Task prompt – Entries follow. Set all of them down as they stand.

Material supplied –
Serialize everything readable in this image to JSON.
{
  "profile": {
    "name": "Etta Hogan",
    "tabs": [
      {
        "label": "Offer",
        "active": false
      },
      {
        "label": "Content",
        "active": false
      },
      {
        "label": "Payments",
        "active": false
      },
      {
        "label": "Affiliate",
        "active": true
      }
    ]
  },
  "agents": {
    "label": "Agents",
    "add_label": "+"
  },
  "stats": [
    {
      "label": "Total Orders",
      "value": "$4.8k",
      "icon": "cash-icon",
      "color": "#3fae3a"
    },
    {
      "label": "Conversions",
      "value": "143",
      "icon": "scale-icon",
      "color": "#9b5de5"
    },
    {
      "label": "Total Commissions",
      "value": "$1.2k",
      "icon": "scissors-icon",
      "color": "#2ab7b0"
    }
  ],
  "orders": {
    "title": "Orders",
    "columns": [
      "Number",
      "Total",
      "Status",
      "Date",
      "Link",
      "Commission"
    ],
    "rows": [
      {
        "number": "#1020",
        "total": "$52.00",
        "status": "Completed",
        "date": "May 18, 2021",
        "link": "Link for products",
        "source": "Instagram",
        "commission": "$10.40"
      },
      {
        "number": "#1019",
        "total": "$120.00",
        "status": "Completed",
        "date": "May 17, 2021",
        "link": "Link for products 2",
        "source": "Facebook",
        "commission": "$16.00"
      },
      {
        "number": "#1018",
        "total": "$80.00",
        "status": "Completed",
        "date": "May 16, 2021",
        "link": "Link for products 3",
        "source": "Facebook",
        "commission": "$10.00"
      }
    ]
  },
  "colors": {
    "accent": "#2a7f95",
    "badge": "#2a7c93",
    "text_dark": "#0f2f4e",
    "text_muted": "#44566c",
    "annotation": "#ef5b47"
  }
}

Final result –
Serialize everything readable in this image to JSON.
{
  "profile": {
    "name": "Etta Hogan",
    "tabs": [
      {
        "label": "Offer",
        "active": false
      },
      {
        "label": "Content",
        "active": false
      },
      {
        "label": "Payments",
        "active": false
      },
      {
        "label": "Affiliate",
        "active": true
      }
    ]
  },
  "agents": {
    "label": "Agents",
    "add_label": "+"
  },
  "stats": [
    {
      "label": "Total Orders",
      "value": "$4.8k",
      "icon": "cash-icon",
      "color": "#3fae3a"
    },
    {
      "label": "Conversions",
      "value": "143",
      "icon": "scale-icon",
      "color": "#9b5de5"
    },
    {
      "label": "Total Commissions",
      "value": "$1.2k",
      "icon": "scissors-icon",
      "color": "#2ab7b0"
    }
  ],
  "orders": {
    "title": "Orders",
    "columns": [
      "Number",
      "Total",
      "Status",
      "Date",
      "Link",
      "Commission"
    ],
    "rows": [
      {
        "number": "#1020",
        "total": "$52.00",
        "status": "Completed",
        "date": "May 18, 2021",
        "link": "Link for products",
        "source": "Instagram",
        "commission": "$10.40"
      },
      {
        "number": "#1019",
        "total": "$120.00",
        "status": "Completed",
        "date": "May 17, 2021",
        "link": "Link for products 2",
        "source": "Facebook",
        "commission": "$16.00"
      },
      {
        "number": "#1018",
        "total": "$80.00",
        "status": "Completed",
        "date": "May 16, 2021",
        "link": "Link for products 3",
        "source": "Facebook",
        "commission": "$10.00"
      }
    ]
  },
  "colors": {
    "accent": "#2a7f95",
    "badge": "#2a7c93",
    "text_dark": "#0f2f4e",
    "text_muted": "#44566c",
    "annotation": "#ef5b47"
  }
}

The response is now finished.